### Dataset

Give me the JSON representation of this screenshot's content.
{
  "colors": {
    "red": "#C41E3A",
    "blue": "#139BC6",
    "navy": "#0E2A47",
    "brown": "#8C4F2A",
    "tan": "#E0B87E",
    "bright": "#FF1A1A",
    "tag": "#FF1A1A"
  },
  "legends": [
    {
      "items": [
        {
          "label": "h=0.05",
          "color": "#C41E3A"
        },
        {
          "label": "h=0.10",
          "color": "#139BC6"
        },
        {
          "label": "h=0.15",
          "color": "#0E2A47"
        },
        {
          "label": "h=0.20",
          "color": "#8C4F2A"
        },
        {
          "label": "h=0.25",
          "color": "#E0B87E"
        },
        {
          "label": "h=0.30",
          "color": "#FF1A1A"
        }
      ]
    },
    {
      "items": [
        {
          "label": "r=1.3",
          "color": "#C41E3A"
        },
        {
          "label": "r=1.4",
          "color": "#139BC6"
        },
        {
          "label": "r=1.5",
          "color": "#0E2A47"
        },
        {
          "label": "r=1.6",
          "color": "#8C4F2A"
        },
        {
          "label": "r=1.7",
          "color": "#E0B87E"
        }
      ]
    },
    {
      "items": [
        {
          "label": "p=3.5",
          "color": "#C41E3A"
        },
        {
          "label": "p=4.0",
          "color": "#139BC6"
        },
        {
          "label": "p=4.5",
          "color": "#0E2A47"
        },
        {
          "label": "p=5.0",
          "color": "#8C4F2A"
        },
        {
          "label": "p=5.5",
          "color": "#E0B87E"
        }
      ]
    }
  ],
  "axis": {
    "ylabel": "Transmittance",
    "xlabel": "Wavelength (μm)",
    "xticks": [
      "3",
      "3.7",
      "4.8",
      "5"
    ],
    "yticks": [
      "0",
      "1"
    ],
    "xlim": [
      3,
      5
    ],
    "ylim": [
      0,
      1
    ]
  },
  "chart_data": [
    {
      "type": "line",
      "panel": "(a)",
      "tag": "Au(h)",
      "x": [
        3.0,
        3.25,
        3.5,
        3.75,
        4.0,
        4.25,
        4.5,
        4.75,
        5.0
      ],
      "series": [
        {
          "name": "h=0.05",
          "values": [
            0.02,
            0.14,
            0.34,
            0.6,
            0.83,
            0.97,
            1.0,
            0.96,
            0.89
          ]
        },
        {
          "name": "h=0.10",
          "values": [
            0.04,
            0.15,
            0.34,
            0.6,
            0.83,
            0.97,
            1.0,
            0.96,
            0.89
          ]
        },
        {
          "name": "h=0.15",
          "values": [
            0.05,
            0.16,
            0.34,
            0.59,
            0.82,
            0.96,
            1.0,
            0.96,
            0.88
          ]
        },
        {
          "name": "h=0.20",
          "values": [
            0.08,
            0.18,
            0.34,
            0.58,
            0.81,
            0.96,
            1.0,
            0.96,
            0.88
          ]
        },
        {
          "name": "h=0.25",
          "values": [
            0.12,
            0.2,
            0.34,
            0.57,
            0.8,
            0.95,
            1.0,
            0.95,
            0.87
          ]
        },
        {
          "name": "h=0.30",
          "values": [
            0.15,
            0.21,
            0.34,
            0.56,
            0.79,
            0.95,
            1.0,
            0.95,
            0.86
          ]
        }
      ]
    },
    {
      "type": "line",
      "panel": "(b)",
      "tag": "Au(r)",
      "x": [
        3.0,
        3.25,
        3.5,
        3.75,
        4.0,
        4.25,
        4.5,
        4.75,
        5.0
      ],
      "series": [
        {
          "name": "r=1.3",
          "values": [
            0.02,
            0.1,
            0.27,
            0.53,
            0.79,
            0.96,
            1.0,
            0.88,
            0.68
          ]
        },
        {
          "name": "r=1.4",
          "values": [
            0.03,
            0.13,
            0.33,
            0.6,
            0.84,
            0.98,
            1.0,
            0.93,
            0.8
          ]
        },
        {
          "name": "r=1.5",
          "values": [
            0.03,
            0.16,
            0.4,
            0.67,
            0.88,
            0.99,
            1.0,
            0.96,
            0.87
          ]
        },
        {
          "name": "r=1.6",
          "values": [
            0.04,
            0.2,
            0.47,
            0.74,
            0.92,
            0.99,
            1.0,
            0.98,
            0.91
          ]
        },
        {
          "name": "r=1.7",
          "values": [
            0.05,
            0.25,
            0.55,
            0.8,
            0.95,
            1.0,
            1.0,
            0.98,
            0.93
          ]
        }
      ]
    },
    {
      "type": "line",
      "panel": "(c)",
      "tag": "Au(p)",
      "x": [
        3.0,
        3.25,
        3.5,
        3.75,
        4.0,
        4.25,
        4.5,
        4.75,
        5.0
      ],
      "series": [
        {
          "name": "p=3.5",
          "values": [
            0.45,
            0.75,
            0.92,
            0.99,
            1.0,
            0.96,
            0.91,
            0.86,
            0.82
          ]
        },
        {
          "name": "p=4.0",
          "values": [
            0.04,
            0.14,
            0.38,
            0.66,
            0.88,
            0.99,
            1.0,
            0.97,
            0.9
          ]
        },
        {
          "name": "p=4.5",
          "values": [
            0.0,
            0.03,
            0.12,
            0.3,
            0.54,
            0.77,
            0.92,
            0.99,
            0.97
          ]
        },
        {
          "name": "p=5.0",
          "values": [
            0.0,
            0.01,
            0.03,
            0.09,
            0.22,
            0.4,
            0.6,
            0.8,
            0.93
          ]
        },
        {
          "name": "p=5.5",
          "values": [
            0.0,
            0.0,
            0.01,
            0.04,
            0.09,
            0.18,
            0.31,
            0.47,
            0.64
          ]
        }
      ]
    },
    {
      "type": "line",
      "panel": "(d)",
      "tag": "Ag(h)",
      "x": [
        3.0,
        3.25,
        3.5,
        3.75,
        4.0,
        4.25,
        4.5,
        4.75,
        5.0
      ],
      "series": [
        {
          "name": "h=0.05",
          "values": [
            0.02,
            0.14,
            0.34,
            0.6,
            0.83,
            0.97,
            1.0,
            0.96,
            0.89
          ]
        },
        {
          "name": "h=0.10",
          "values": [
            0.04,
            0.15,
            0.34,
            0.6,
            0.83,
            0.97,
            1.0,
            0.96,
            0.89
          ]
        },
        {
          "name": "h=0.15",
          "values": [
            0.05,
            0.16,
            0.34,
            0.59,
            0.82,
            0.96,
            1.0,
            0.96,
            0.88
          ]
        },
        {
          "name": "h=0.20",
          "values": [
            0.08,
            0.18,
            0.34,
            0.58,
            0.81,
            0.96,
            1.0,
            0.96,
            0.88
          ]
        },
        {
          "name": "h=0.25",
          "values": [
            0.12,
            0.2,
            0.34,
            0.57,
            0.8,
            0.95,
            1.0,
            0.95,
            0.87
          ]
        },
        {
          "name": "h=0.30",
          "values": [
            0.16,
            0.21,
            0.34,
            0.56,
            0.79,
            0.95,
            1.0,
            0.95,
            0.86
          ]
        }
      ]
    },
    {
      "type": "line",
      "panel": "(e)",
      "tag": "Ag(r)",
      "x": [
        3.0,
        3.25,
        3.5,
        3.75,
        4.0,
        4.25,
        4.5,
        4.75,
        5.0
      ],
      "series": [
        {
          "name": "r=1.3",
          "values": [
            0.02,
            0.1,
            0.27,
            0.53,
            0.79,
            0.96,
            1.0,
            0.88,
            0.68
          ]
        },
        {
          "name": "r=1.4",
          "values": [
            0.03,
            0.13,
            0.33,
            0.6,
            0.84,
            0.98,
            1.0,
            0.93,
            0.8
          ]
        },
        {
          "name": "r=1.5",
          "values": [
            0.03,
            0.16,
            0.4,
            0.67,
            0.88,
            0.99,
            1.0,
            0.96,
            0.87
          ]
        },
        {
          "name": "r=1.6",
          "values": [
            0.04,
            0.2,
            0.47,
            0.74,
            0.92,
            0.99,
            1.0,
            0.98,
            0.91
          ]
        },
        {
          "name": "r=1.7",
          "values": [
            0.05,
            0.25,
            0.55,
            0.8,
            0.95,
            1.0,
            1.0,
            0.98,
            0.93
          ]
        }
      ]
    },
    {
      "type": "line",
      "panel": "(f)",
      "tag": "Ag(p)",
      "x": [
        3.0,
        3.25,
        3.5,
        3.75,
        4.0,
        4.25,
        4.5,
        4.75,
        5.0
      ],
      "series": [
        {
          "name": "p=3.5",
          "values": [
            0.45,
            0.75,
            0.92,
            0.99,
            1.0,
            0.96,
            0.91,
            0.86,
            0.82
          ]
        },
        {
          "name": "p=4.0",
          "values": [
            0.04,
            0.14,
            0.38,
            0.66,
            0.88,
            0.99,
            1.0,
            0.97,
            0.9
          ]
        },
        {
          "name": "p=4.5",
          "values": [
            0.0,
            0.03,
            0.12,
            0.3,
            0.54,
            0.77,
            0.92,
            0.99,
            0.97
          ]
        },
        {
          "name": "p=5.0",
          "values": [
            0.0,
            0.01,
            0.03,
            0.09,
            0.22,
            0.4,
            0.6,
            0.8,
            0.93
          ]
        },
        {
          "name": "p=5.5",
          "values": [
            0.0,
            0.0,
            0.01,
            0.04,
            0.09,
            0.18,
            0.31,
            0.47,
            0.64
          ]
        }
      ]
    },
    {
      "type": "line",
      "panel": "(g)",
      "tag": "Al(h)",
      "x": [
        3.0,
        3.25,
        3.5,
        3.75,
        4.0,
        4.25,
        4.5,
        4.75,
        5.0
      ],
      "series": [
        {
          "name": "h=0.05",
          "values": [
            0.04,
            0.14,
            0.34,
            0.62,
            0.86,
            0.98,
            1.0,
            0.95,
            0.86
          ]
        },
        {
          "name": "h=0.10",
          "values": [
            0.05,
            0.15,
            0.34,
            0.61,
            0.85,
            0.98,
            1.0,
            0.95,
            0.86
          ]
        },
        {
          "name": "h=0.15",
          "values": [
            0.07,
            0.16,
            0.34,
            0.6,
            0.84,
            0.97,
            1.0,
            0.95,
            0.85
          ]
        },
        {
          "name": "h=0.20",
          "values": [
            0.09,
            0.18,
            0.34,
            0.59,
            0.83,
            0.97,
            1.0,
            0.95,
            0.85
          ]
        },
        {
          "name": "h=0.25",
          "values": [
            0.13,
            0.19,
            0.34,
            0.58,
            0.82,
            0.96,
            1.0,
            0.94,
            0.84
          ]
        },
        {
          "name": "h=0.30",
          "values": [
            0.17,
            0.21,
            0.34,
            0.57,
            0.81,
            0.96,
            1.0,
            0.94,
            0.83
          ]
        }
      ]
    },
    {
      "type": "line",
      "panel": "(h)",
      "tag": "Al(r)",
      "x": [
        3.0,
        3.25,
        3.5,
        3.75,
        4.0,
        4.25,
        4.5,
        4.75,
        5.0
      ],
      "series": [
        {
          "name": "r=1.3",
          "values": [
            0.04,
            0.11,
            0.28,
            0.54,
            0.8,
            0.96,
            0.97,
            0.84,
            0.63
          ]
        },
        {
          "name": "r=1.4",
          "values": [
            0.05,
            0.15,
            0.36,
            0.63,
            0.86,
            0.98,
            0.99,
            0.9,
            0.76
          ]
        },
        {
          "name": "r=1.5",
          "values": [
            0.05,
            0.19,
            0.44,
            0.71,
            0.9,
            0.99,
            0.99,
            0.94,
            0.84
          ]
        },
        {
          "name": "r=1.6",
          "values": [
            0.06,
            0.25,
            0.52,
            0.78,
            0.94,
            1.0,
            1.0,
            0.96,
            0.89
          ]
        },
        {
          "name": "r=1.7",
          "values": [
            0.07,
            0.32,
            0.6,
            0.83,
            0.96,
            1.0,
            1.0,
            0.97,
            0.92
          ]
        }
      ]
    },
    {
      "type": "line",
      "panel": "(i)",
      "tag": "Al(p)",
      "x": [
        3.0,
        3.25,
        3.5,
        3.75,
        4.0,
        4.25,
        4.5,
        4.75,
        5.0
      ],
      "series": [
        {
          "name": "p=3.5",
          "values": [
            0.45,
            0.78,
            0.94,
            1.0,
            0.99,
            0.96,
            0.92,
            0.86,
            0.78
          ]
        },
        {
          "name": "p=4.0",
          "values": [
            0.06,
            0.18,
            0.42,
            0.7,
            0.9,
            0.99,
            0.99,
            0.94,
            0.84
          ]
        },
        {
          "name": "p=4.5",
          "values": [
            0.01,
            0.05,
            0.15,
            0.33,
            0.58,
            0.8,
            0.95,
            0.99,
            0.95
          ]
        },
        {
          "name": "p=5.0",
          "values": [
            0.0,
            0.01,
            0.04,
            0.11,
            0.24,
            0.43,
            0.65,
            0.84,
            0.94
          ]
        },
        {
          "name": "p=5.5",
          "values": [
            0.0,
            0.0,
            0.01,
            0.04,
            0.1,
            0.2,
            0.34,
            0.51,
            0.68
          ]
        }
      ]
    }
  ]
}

######

* Stated problem
Copy whichever lines in the listing above contain the word "panel".

* Result of the exercise
      "panel": "(a)",
      "panel": "(b)",
      "panel": "(c)",
      "panel": "(d)",
      "panel": "(e)",
      "panel": "(f)",
      "panel": "(g)",
      "panel": "(h)",
      "panel": "(i)",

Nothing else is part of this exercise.